→ Available records:
------------------------------------------------------------
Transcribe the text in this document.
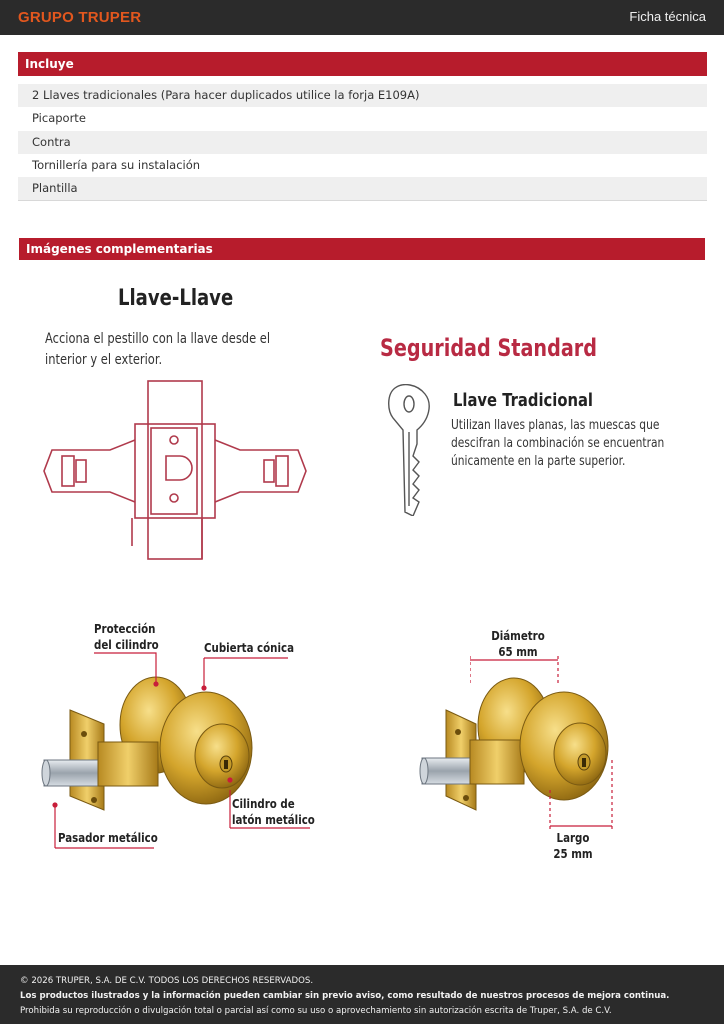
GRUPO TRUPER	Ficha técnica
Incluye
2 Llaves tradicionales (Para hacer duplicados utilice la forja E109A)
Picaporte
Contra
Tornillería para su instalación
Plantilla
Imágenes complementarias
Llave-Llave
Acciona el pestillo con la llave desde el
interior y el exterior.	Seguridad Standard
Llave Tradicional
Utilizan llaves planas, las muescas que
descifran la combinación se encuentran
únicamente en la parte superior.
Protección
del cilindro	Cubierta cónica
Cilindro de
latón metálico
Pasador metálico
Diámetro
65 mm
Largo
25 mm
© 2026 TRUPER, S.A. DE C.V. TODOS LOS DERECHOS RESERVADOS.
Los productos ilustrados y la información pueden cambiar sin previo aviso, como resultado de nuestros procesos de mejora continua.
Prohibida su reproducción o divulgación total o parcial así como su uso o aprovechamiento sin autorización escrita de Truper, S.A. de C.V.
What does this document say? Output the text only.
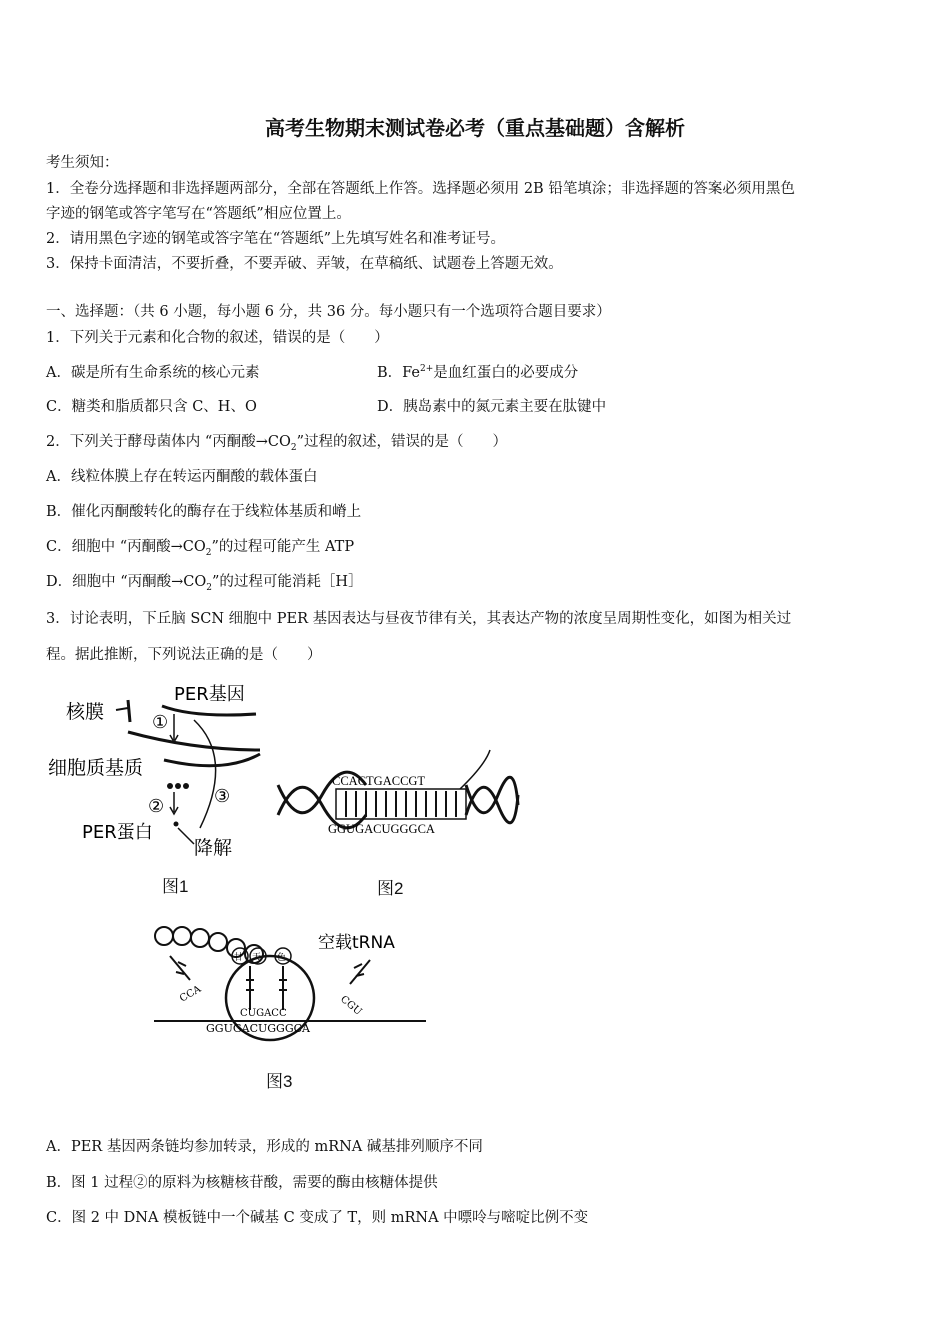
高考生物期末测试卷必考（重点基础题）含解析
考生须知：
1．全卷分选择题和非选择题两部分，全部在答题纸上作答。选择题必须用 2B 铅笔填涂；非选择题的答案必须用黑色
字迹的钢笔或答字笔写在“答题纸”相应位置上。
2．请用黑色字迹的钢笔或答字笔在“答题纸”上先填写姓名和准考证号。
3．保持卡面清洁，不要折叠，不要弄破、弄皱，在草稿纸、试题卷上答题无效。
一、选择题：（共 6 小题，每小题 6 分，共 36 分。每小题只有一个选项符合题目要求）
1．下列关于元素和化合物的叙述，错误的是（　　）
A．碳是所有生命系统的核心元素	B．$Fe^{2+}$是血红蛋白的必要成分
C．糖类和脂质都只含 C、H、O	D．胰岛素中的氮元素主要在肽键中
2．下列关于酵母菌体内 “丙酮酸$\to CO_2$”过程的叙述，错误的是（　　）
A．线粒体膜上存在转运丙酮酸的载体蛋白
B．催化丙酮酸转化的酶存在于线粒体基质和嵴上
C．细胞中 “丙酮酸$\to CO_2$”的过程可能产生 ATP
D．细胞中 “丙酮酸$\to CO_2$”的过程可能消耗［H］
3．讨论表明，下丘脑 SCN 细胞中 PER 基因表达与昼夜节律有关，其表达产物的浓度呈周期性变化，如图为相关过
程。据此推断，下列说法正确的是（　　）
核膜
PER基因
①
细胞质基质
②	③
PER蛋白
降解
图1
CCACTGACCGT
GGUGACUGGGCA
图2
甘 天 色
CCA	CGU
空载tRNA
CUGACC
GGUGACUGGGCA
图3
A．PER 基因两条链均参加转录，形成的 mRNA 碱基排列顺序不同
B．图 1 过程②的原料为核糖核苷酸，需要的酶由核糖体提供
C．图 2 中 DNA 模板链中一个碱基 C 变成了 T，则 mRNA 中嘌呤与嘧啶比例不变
------------------------------------------------------------
→ What this task involves: Scan the listing for the string "como" and copy every line that carries it.

→ Answer section:
Los productos ilustrados y la información pueden cambiar sin previo aviso, como resultado de nuestros procesos de mejora continua.
Prohibida su reproducción o divulgación total o parcial así como su uso o aprovechamiento sin autorización escrita de Truper, S.A. de C.V.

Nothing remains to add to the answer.